From the listing that follows, count the lines including "enzyme" and give the number alone.

==== ENTRIES PROVIDED ====

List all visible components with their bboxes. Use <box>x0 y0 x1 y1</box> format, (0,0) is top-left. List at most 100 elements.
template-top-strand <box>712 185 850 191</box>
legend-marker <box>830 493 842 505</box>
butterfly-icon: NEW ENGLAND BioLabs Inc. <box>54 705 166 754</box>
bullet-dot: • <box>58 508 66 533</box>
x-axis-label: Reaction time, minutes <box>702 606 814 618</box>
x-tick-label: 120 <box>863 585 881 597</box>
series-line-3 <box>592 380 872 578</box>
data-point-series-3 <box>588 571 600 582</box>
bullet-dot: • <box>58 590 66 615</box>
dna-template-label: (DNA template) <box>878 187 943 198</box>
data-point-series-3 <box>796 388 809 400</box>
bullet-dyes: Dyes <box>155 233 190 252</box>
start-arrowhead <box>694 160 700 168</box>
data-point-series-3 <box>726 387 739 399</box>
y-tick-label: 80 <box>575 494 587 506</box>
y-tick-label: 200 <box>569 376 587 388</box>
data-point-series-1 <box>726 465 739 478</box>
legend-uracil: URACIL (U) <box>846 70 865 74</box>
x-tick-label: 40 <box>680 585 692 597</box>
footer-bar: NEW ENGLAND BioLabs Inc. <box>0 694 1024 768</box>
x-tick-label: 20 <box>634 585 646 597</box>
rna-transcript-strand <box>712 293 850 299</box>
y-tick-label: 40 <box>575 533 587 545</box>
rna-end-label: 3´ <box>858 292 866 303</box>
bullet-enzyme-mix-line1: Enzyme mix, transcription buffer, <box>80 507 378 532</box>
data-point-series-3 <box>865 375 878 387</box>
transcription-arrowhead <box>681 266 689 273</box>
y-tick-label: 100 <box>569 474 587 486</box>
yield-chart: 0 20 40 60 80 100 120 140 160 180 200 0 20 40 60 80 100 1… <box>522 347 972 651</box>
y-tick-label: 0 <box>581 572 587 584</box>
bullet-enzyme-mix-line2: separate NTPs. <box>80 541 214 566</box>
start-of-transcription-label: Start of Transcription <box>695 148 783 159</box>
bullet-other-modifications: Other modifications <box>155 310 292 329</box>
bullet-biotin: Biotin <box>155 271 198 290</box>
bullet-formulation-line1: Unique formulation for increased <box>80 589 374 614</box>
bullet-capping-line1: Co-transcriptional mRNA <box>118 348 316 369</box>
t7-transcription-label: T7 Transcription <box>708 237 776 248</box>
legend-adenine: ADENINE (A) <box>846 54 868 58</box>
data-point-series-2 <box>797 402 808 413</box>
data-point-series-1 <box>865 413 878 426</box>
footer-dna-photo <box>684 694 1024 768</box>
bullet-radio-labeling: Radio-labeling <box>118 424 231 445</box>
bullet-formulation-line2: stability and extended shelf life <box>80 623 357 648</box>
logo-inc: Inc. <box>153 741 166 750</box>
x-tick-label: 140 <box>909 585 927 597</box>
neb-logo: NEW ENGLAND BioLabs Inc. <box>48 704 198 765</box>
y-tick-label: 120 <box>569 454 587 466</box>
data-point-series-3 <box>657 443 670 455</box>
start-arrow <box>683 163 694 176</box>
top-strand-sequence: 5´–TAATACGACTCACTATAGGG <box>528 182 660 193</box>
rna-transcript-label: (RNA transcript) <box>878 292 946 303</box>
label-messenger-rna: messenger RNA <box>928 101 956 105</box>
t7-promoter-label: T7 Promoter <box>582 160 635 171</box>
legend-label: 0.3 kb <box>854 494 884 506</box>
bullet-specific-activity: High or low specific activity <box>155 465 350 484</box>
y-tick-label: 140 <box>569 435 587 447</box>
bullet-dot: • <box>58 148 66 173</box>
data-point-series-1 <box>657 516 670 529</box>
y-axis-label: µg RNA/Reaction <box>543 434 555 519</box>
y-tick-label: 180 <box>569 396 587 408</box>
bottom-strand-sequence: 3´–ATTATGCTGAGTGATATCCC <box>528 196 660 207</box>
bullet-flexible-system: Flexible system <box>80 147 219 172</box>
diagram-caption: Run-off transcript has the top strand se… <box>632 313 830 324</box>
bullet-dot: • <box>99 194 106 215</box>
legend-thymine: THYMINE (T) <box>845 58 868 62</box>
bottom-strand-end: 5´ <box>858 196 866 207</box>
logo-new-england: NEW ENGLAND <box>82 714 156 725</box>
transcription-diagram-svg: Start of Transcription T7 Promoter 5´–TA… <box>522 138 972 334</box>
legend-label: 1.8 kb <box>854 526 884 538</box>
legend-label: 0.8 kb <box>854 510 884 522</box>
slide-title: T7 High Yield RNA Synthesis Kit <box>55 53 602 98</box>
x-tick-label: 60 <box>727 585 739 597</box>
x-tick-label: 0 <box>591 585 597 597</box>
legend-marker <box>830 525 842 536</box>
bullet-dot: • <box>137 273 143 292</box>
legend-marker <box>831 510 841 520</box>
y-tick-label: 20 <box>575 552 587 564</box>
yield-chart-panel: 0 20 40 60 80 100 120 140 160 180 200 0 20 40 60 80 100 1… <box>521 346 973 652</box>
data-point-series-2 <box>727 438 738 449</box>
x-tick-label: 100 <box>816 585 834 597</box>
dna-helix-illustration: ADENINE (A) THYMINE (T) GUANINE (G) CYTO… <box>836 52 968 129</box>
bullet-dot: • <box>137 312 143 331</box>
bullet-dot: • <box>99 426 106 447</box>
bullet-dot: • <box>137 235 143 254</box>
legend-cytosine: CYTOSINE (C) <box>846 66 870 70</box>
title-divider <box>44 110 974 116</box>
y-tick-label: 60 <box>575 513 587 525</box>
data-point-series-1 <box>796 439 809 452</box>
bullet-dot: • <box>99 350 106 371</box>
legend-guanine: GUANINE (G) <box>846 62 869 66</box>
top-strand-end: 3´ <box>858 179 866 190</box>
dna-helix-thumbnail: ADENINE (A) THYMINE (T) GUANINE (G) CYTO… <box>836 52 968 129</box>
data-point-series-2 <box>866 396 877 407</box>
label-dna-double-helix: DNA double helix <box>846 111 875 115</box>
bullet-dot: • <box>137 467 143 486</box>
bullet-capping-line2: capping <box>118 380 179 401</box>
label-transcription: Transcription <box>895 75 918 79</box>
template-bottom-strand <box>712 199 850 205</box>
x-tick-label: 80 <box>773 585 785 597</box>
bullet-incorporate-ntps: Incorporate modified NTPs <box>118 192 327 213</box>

====

## [ANSWER BOX]
2